# EXERCISE BRIEF
In the text on Page Heap, what does Page Heap reserve at the beginning or end of a page?

# SELECTED TEXT
———

The difficulty of dealing with buffer mismanagement vulnerabilities is that the memory corruption is often not observable at the time that it happens. In the best case, memory gets corrupted badly enough at the time of the corruption, such that the program crashes immediately. In the worst case, although the memory corruption occurred, memory doesn’t get corrupted badly enough at the time of corruption (a “silent” corruption) and therefore there is no immediate crash. Rather the effect of the corruption is observable through some indirect misbehavior of the program later on in execution. An example of this worst case scenario is that an unexpected variable might have its value changed, thereby leading to a different and unexpected code execution path later on. Page Heap is useful for forcing a “fail-fast” policy for memory safety. Page Heap aims to trigger the crash immediately when the memory corruption occurs.

How it Works

In the x86 architecture, Virtual Memory gives each process the appearance that it has 4 GB of address space, whether the memory pages are actually committed or not. When an address on a page that is reserved but not committed is dereferenced, a page fault is generated by the hardware. Page Heap exploits this fact by reserving a guard page at the beginning or end of a page to make sure that any adjacent reads or writes to a buffer cross a page boundary onto a page that is not committed, leading to an immediate page fault.

———

# GIVEN INFORMATION
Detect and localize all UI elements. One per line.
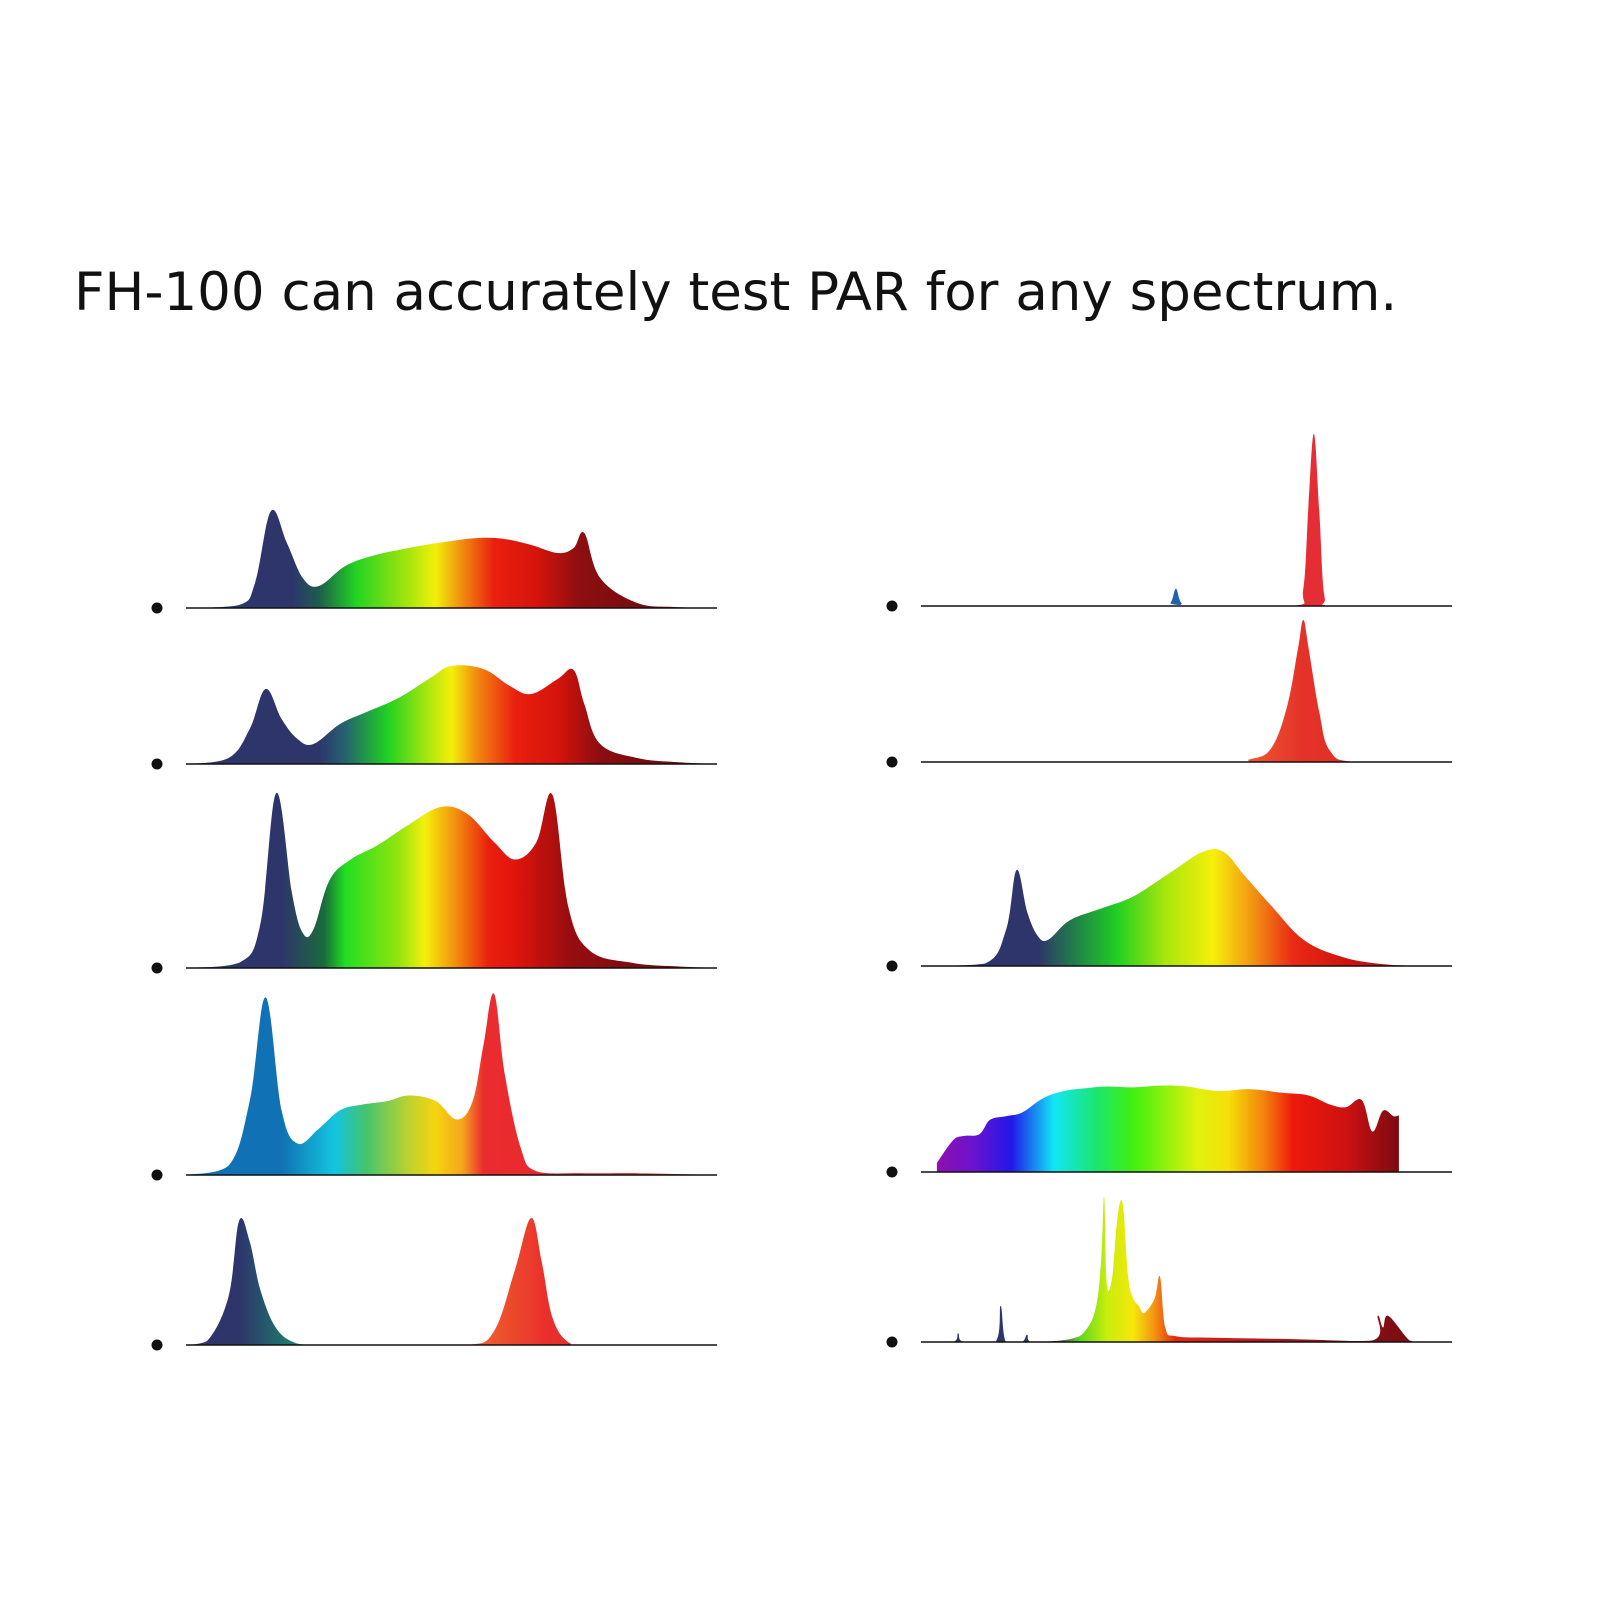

———

# RESULT
A guard page.